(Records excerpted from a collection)
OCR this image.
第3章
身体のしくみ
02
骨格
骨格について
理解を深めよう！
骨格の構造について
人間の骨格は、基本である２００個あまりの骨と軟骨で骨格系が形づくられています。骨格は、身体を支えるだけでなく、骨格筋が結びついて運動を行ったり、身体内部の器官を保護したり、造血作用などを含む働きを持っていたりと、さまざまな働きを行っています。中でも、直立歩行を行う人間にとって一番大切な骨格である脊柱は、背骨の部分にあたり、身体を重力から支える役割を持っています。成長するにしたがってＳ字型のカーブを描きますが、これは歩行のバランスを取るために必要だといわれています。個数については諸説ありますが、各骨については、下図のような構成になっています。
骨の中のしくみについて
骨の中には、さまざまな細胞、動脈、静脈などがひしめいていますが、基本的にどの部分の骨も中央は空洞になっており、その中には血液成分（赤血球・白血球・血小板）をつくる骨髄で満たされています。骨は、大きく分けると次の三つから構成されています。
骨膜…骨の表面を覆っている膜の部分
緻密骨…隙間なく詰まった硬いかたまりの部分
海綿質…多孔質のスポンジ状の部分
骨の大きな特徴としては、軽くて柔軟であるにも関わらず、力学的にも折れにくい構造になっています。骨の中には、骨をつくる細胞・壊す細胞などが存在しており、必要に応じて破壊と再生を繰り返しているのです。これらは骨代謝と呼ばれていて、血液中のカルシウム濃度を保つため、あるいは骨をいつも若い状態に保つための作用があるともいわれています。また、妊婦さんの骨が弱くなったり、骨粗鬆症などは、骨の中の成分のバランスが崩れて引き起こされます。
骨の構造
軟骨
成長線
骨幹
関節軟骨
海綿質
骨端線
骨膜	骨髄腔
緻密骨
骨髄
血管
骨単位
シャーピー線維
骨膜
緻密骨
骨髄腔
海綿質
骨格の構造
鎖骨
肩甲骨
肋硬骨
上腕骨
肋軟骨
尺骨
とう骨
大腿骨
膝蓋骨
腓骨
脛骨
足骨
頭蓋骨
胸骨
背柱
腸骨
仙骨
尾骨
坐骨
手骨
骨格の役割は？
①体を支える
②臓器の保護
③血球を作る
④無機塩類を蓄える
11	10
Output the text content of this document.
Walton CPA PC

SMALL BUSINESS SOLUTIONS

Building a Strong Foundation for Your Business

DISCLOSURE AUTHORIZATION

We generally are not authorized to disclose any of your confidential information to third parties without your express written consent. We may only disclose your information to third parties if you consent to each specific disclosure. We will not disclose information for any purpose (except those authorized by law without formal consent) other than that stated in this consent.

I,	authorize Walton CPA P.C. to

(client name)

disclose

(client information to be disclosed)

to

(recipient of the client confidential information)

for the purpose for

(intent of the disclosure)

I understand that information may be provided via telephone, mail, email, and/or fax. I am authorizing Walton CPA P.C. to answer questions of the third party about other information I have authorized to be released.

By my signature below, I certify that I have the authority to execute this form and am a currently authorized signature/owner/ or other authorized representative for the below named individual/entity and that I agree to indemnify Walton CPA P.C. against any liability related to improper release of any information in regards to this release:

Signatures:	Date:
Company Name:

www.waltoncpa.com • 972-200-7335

> What the task requires: Reproduce each entry exactly, leaving out nothing.

> Task solution:
OCR this image.
第3章
身体のしくみ
02
骨格
骨格について
理解を深めよう！
骨格の構造について
人間の骨格は、基本である２００個あまりの骨と軟骨で骨格系が形づくられています。骨格は、身体を支えるだけでなく、骨格筋が結びついて運動を行ったり、身体内部の器官を保護したり、造血作用などを含む働きを持っていたりと、さまざまな働きを行っています。中でも、直立歩行を行う人間にとって一番大切な骨格である脊柱は、背骨の部分にあたり、身体を重力から支える役割を持っています。成長するにしたがってＳ字型のカーブを描きますが、これは歩行のバランスを取るために必要だといわれています。個数については諸説ありますが、各骨については、下図のような構成になっています。
骨の中のしくみについて
骨の中には、さまざまな細胞、動脈、静脈などがひしめいていますが、基本的にどの部分の骨も中央は空洞になっており、その中には血液成分（赤血球・白血球・血小板）をつくる骨髄で満たされています。骨は、大きく分けると次の三つから構成されています。
骨膜…骨の表面を覆っている膜の部分
緻密骨…隙間なく詰まった硬いかたまりの部分
海綿質…多孔質のスポンジ状の部分
骨の大きな特徴としては、軽くて柔軟であるにも関わらず、力学的にも折れにくい構造になっています。骨の中には、骨をつくる細胞・壊す細胞などが存在しており、必要に応じて破壊と再生を繰り返しているのです。これらは骨代謝と呼ばれていて、血液中のカルシウム濃度を保つため、あるいは骨をいつも若い状態に保つための作用があるともいわれています。また、妊婦さんの骨が弱くなったり、骨粗鬆症などは、骨の中の成分のバランスが崩れて引き起こされます。
骨の構造
軟骨
成長線
骨幹
関節軟骨
海綿質
骨端線
骨膜	骨髄腔
緻密骨
骨髄
血管
骨単位
シャーピー線維
骨膜
緻密骨
骨髄腔
海綿質
骨格の構造
鎖骨
肩甲骨
肋硬骨
上腕骨
肋軟骨
尺骨
とう骨
大腿骨
膝蓋骨
腓骨
脛骨
足骨
頭蓋骨
胸骨
背柱
腸骨
仙骨
尾骨
坐骨
手骨
骨格の役割は？
①体を支える
②臓器の保護
③血球を作る
④無機塩類を蓄える
11	10
Output the text content of this document.
Walton CPA PC

SMALL BUSINESS SOLUTIONS

Building a Strong Foundation for Your Business

DISCLOSURE AUTHORIZATION

We generally are not authorized to disclose any of your confidential information to third parties without your express written consent. We may only disclose your information to third parties if you consent to each specific disclosure. We will not disclose information for any purpose (except those authorized by law without formal consent) other than that stated in this consent.

I,	authorize Walton CPA P.C. to

(client name)

disclose

(client information to be disclosed)

to

(recipient of the client confidential information)

for the purpose for

(intent of the disclosure)

I understand that information may be provided via telephone, mail, email, and/or fax. I am authorizing Walton CPA P.C. to answer questions of the third party about other information I have authorized to be released.

By my signature below, I certify that I have the authority to execute this form and am a currently authorized signature/owner/ or other authorized representative for the below named individual/entity and that I agree to indemnify Walton CPA P.C. against any liability related to improper release of any information in regards to this release:

Signatures:	Date:
Company Name:

www.waltoncpa.com • 972-200-7335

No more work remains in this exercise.